— start Data entries —

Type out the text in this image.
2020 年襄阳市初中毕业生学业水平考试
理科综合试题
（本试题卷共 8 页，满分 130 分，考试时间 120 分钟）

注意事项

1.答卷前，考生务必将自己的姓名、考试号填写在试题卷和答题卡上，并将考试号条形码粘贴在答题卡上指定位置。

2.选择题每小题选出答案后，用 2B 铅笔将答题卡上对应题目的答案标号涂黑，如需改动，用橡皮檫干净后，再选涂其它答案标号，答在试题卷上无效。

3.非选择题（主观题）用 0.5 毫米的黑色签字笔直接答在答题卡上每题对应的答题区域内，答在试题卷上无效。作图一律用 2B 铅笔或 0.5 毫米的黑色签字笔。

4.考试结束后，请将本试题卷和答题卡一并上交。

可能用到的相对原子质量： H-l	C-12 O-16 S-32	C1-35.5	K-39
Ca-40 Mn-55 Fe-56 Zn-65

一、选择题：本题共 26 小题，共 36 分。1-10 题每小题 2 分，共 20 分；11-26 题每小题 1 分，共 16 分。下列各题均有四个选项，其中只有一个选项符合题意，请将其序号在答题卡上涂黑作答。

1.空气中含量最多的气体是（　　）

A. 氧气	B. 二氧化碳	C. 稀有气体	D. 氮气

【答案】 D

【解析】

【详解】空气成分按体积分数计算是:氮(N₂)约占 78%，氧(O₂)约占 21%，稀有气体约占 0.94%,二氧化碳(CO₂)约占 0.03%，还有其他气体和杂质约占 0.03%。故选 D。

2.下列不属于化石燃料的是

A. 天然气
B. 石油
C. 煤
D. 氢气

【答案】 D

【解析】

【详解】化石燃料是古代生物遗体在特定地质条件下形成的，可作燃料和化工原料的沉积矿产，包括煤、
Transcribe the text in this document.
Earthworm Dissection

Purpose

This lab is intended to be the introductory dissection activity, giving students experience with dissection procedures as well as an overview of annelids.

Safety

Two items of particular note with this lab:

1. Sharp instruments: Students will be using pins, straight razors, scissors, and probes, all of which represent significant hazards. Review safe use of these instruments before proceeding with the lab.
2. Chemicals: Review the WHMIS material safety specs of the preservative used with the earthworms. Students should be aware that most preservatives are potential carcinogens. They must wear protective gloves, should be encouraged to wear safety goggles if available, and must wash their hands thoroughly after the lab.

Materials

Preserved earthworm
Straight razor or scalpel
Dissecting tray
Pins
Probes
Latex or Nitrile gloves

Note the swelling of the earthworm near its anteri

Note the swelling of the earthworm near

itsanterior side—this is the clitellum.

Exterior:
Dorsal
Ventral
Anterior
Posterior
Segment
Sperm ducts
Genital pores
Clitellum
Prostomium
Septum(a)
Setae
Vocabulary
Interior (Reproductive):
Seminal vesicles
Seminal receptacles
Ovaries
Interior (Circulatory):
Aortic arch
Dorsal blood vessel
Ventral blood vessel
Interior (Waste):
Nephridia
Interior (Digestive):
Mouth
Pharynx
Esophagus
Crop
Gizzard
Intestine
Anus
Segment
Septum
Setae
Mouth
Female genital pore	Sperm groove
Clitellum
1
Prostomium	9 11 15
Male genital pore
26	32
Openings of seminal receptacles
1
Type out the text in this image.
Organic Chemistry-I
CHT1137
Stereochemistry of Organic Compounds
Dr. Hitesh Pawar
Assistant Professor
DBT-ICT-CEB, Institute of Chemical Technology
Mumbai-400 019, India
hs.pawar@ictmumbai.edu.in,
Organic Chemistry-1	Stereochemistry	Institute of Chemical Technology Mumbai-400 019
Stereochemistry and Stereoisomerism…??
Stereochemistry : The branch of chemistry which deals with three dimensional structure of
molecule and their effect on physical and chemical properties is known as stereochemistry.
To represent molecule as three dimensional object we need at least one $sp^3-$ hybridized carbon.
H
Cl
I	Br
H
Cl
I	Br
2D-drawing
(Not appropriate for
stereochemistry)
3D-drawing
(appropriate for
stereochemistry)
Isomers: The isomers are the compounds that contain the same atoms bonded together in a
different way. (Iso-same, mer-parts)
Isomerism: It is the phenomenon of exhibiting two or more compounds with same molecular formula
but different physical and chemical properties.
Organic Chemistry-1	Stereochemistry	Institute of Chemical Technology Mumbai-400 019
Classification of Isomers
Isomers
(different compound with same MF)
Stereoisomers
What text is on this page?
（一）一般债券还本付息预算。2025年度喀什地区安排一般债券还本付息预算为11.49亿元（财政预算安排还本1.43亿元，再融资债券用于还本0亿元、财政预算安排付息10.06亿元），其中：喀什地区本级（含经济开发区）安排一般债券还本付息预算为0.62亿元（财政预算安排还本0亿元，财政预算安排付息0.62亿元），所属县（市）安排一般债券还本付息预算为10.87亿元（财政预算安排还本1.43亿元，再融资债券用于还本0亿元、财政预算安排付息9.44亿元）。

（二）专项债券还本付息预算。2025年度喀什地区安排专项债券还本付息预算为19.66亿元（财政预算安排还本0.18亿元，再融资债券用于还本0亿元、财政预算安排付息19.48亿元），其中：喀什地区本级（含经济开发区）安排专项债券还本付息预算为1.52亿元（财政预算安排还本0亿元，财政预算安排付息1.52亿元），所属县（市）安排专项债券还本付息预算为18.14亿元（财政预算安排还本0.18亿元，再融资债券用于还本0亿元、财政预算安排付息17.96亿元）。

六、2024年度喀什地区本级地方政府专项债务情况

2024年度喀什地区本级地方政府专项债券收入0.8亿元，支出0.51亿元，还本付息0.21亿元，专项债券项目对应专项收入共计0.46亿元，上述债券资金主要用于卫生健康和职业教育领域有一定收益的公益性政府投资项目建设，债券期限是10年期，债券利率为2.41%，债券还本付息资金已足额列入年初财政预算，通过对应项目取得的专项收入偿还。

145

— end Data entries —

● **Task instructions**
Gather up, from the records above, each line where the word "that" appears.

● **Exercise solution**
2. Chemicals: Review the WHMIS material safety specs of the preservative used with the earthworms. Students should be aware that most preservatives are potential carcinogens. They must wear protective gloves, should be encouraged to wear safety goggles if available, and must wash their hands thoroughly after the lab.
Isomers: The isomers are the compounds that contain the same atoms bonded together in a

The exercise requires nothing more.